§ **Stored records**
══════════

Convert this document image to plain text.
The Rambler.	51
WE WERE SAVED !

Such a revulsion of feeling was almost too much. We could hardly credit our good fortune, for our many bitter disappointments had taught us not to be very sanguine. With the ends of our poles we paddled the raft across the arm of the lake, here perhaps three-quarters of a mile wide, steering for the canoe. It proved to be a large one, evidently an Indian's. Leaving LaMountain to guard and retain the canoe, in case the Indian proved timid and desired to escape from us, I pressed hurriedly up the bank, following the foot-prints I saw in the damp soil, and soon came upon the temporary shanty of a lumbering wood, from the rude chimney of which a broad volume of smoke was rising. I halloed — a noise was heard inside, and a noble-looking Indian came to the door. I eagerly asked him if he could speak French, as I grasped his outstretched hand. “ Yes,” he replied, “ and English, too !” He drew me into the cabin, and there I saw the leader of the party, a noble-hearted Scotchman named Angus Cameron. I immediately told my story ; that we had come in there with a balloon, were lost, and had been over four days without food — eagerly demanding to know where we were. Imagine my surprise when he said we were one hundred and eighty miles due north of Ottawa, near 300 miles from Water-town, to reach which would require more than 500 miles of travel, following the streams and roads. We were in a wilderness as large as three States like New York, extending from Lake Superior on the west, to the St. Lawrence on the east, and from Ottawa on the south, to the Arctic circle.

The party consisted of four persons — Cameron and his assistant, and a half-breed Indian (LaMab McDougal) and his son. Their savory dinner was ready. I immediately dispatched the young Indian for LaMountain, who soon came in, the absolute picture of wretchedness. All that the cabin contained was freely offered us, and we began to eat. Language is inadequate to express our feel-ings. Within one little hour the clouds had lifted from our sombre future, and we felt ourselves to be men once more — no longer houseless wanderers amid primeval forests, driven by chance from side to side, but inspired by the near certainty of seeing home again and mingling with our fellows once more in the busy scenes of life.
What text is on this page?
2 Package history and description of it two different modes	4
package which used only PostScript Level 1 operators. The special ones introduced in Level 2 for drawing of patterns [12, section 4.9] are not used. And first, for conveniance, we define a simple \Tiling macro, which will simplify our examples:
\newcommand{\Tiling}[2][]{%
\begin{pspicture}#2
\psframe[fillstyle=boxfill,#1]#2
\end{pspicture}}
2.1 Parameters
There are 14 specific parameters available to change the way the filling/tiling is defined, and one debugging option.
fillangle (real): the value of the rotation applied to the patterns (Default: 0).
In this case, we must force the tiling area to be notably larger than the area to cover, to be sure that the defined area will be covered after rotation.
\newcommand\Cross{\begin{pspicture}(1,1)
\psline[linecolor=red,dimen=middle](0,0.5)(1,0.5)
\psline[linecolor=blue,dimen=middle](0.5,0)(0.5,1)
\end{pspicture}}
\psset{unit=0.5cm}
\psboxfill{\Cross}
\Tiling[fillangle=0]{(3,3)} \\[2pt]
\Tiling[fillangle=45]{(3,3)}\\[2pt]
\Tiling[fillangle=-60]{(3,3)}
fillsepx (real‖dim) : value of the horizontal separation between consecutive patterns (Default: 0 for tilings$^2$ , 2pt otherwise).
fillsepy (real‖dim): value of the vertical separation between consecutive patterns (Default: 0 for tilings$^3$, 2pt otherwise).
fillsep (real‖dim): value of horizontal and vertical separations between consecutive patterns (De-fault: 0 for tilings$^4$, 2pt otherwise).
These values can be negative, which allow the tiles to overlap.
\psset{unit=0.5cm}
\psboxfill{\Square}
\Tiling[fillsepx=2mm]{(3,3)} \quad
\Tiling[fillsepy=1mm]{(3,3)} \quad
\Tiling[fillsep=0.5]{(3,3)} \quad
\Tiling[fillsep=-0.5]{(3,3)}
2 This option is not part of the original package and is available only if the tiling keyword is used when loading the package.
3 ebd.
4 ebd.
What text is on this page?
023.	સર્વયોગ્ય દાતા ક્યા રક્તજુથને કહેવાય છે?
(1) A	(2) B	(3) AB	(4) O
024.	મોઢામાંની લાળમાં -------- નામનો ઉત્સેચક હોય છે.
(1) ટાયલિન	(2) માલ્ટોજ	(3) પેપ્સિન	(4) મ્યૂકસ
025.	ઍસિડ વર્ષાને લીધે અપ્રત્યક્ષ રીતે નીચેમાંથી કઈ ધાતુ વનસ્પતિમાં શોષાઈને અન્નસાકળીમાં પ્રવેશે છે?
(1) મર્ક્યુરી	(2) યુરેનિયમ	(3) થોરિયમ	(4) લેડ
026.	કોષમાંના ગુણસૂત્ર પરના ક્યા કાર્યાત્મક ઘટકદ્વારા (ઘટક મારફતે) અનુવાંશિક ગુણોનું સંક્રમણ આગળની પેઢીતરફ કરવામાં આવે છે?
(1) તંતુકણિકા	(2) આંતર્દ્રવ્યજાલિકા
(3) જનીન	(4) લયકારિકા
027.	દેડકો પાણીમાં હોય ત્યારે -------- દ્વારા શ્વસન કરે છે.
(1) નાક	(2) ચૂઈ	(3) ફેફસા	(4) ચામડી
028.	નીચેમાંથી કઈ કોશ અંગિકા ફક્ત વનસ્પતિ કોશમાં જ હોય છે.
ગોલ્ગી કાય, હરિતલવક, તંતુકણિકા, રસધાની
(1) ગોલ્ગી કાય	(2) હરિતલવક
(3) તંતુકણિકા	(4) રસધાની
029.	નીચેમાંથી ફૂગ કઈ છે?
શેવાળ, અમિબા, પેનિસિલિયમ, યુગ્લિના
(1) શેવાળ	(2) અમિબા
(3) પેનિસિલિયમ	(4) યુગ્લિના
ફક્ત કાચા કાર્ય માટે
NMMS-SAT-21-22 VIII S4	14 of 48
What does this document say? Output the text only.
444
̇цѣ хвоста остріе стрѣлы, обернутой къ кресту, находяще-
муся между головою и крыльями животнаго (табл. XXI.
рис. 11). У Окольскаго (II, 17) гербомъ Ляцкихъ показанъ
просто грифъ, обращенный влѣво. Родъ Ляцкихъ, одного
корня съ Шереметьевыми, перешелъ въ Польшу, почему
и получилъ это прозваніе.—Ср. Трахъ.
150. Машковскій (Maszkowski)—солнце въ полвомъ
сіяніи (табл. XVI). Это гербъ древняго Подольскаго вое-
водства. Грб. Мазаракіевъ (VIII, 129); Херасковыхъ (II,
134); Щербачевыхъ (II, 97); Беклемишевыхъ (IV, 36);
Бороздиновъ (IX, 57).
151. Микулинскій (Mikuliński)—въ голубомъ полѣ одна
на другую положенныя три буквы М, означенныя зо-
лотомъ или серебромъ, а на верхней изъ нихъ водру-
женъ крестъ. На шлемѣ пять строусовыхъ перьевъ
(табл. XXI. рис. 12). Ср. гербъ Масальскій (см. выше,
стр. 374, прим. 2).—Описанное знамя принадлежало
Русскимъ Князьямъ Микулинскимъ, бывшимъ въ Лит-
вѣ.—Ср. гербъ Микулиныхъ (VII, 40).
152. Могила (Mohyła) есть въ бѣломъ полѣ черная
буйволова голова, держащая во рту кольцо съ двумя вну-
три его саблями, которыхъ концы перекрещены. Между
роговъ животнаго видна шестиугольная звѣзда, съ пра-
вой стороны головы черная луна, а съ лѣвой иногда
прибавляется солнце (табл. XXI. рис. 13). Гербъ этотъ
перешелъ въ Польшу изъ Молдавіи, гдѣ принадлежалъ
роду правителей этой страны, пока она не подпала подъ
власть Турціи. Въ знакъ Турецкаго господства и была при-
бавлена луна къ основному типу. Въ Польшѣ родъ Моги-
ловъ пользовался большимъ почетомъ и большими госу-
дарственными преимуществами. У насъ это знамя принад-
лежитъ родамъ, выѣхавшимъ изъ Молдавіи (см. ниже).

══════════

§ **What is asked**
Quote verbatim the line containing "What does this" and every line after it through the end of the records above.

§ **Written response**
What does this document say? Output the text only.
444
̇цѣ хвоста остріе стрѣлы, обернутой къ кресту, находяще-
муся между головою и крыльями животнаго (табл. XXI.
рис. 11). У Окольскаго (II, 17) гербомъ Ляцкихъ показанъ
просто грифъ, обращенный влѣво. Родъ Ляцкихъ, одного
корня съ Шереметьевыми, перешелъ въ Польшу, почему
и получилъ это прозваніе.—Ср. Трахъ.
150. Машковскій (Maszkowski)—солнце въ полвомъ
сіяніи (табл. XVI). Это гербъ древняго Подольскаго вое-
водства. Грб. Мазаракіевъ (VIII, 129); Херасковыхъ (II,
134); Щербачевыхъ (II, 97); Беклемишевыхъ (IV, 36);
Бороздиновъ (IX, 57).
151. Микулинскій (Mikuliński)—въ голубомъ полѣ одна
на другую положенныя три буквы М, означенныя зо-
лотомъ или серебромъ, а на верхней изъ нихъ водру-
женъ крестъ. На шлемѣ пять строусовыхъ перьевъ
(табл. XXI. рис. 12). Ср. гербъ Масальскій (см. выше,
стр. 374, прим. 2).—Описанное знамя принадлежало
Русскимъ Князьямъ Микулинскимъ, бывшимъ въ Лит-
вѣ.—Ср. гербъ Микулиныхъ (VII, 40).
152. Могила (Mohyła) есть въ бѣломъ полѣ черная
буйволова голова, держащая во рту кольцо съ двумя вну-
три его саблями, которыхъ концы перекрещены. Между
роговъ животнаго видна шестиугольная звѣзда, съ пра-
вой стороны головы черная луна, а съ лѣвой иногда
прибавляется солнце (табл. XXI. рис. 13). Гербъ этотъ
перешелъ въ Польшу изъ Молдавіи, гдѣ принадлежалъ
роду правителей этой страны, пока она не подпала подъ
власть Турціи. Въ знакъ Турецкаго господства и была при-
бавлена луна къ основному типу. Въ Польшѣ родъ Моги-
ловъ пользовался большимъ почетомъ и большими госу-
дарственными преимуществами. У насъ это знамя принад-
лежитъ родамъ, выѣхавшимъ изъ Молдавіи (см. ниже).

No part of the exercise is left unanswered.